Assignment: Where does the string "Digital" appear in the records? Copy every line that contains it.
● ● ● ● ● ● ●
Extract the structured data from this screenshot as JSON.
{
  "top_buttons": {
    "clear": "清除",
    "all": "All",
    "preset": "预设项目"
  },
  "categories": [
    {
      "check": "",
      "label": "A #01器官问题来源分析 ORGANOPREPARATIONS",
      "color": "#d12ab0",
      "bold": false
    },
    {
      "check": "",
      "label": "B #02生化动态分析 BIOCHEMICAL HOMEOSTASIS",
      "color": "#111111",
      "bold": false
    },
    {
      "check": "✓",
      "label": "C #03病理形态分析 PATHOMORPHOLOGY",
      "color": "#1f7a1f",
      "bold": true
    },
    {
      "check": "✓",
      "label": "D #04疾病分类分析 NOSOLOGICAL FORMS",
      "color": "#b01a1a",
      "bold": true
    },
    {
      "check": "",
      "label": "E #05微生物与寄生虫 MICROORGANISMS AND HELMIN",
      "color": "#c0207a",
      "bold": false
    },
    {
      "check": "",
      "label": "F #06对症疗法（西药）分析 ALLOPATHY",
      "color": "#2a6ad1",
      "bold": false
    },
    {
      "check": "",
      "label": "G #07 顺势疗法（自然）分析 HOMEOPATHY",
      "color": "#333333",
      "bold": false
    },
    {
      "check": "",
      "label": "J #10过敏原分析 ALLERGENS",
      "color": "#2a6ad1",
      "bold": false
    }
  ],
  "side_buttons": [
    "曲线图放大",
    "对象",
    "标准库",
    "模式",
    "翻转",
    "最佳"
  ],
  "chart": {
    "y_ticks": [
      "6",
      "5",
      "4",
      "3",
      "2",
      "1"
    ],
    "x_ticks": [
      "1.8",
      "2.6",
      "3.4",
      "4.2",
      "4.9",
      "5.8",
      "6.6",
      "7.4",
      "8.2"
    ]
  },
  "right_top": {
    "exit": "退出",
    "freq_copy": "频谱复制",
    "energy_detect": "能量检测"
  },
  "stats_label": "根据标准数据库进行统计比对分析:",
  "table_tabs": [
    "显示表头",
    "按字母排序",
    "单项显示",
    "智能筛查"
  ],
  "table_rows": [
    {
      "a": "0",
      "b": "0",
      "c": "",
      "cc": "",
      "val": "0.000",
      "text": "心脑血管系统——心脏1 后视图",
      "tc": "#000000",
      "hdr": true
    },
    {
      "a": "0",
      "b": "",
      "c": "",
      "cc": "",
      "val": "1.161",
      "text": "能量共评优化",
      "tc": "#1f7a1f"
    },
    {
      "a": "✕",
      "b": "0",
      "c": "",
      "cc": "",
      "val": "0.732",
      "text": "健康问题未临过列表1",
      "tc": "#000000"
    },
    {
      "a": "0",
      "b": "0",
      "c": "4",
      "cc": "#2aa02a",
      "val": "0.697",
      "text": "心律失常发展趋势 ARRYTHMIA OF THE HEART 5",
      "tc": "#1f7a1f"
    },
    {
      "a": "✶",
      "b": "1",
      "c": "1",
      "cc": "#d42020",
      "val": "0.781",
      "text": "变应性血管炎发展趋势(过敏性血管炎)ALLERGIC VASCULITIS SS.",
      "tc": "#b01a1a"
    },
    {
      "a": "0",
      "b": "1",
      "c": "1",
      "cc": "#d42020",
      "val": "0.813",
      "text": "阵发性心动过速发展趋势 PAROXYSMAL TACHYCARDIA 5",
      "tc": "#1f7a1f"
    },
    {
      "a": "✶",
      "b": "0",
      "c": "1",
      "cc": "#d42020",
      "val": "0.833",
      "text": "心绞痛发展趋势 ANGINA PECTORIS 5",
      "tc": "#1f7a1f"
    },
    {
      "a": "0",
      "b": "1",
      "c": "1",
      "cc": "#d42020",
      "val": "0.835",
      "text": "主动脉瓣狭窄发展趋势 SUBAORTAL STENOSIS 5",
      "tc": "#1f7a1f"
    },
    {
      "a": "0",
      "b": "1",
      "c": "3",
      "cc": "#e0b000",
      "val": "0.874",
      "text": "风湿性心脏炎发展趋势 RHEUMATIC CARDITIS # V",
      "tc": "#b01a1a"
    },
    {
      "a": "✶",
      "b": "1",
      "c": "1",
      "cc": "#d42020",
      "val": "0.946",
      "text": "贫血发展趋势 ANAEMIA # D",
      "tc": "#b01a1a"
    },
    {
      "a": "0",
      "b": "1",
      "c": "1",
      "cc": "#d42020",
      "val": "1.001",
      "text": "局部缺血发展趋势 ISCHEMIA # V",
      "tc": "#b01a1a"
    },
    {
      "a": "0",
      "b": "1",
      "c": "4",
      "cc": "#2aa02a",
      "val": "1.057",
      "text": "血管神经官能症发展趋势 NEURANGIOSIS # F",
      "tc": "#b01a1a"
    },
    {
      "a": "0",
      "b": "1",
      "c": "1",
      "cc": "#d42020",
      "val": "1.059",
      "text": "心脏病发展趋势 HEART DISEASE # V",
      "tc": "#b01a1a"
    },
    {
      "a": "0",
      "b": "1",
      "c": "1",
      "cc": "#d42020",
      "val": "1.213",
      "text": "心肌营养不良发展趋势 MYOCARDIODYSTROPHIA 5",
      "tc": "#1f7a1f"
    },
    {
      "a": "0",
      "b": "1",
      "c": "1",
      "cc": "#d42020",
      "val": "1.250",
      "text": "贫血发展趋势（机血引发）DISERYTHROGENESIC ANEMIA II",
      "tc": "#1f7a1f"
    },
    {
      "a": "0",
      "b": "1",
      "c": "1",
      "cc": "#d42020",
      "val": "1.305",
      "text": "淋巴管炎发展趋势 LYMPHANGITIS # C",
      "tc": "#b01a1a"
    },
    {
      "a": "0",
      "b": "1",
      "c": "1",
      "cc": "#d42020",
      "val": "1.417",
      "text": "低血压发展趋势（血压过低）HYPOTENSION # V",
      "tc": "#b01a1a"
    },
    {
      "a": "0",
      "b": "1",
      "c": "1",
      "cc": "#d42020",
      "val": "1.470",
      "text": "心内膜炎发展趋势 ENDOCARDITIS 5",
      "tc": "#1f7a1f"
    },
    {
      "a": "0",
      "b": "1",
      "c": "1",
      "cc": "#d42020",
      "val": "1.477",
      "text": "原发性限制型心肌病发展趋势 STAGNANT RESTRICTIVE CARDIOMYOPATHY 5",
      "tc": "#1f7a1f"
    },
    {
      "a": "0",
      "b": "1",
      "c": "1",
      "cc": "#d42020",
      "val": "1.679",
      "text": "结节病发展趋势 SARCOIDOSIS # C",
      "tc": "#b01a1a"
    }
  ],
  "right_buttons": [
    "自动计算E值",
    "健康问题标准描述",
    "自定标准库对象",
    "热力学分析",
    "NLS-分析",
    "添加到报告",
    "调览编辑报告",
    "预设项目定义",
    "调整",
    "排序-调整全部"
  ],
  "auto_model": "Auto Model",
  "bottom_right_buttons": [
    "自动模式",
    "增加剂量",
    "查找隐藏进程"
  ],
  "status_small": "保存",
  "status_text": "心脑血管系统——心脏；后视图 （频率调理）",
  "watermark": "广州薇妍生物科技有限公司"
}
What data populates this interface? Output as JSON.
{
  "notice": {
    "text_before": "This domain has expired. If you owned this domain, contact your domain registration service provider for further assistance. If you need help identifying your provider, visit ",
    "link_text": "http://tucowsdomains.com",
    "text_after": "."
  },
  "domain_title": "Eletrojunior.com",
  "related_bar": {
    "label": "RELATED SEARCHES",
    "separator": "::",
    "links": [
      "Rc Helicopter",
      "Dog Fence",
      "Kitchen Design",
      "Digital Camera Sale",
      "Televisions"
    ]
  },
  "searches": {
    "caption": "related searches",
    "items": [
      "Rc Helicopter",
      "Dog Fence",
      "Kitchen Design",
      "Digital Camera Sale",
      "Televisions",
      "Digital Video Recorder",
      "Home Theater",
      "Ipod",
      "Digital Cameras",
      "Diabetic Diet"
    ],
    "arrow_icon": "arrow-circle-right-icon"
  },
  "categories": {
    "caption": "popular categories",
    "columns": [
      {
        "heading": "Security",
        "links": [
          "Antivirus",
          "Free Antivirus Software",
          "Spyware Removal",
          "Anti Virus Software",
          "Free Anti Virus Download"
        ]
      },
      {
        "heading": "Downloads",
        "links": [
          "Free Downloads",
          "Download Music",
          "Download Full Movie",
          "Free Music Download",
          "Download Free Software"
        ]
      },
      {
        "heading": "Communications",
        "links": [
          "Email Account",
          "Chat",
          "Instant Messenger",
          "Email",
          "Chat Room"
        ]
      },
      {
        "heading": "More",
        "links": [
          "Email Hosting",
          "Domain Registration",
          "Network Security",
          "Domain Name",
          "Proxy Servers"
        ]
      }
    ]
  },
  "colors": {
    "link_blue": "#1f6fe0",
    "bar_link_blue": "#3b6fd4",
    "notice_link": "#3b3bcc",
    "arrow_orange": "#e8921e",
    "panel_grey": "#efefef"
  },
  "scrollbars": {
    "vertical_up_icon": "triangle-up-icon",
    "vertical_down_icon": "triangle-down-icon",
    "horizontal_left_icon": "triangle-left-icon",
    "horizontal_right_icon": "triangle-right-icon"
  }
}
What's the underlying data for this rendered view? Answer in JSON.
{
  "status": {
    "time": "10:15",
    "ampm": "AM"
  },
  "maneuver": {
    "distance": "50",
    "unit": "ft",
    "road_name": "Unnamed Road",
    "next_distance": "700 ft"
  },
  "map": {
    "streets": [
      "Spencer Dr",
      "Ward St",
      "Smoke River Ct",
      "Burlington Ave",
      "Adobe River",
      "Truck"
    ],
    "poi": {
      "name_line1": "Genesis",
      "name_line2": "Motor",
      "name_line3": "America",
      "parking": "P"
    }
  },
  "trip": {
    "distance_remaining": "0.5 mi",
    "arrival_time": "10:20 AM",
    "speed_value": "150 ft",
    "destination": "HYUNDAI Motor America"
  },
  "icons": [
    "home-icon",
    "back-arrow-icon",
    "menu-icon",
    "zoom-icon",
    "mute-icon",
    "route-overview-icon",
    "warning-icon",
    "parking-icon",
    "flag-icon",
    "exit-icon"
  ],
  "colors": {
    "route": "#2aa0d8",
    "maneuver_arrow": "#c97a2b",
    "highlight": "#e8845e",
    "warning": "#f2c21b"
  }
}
● ● ● ● ● ● ●
Answer area:
      "Digital Camera Sale",
      "Digital Camera Sale",
      "Digital Video Recorder",
      "Digital Cameras",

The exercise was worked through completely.